TASK REQUIREMENTS:
Repeat each line of the material exactly.

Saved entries
-- START --

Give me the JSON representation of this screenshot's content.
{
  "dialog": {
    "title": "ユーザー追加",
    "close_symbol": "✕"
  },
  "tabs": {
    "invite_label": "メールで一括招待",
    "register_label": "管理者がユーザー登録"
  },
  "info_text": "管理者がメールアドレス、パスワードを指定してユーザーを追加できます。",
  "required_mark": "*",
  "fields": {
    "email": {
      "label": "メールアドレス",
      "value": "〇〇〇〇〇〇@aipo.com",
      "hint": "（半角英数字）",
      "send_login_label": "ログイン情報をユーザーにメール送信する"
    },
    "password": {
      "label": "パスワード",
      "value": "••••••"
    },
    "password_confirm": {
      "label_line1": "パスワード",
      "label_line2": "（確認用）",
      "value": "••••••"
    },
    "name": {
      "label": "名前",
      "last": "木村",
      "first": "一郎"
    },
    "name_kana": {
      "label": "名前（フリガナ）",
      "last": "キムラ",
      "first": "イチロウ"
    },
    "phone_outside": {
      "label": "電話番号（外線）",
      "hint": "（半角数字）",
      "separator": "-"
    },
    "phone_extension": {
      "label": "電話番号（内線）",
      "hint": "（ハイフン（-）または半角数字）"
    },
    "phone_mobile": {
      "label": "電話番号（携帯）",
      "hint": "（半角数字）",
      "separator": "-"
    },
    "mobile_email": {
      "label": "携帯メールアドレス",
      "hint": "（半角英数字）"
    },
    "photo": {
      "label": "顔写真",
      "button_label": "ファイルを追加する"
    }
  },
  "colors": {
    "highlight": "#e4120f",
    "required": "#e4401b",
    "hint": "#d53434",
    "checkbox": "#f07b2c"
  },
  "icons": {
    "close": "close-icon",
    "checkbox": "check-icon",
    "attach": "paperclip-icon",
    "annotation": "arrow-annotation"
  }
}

-- END --

ANSWER TO THIS PROBLEM:
Give me the JSON representation of this screenshot's content.
{
  "dialog": {
    "title": "ユーザー追加",
    "close_symbol": "✕"
  },
  "tabs": {
    "invite_label": "メールで一括招待",
    "register_label": "管理者がユーザー登録"
  },
  "info_text": "管理者がメールアドレス、パスワードを指定してユーザーを追加できます。",
  "required_mark": "*",
  "fields": {
    "email": {
      "label": "メールアドレス",
      "value": "〇〇〇〇〇〇@aipo.com",
      "hint": "（半角英数字）",
      "send_login_label": "ログイン情報をユーザーにメール送信する"
    },
    "password": {
      "label": "パスワード",
      "value": "••••••"
    },
    "password_confirm": {
      "label_line1": "パスワード",
      "label_line2": "（確認用）",
      "value": "••••••"
    },
    "name": {
      "label": "名前",
      "last": "木村",
      "first": "一郎"
    },
    "name_kana": {
      "label": "名前（フリガナ）",
      "last": "キムラ",
      "first": "イチロウ"
    },
    "phone_outside": {
      "label": "電話番号（外線）",
      "hint": "（半角数字）",
      "separator": "-"
    },
    "phone_extension": {
      "label": "電話番号（内線）",
      "hint": "（ハイフン（-）または半角数字）"
    },
    "phone_mobile": {
      "label": "電話番号（携帯）",
      "hint": "（半角数字）",
      "separator": "-"
    },
    "mobile_email": {
      "label": "携帯メールアドレス",
      "hint": "（半角英数字）"
    },
    "photo": {
      "label": "顔写真",
      "button_label": "ファイルを追加する"
    }
  },
  "colors": {
    "highlight": "#e4120f",
    "required": "#e4401b",
    "hint": "#d53434",
    "checkbox": "#f07b2c"
  },
  "icons": {
    "close": "close-icon",
    "checkbox": "check-icon",
    "attach": "paperclip-icon",
    "annotation": "arrow-annotation"
  }
}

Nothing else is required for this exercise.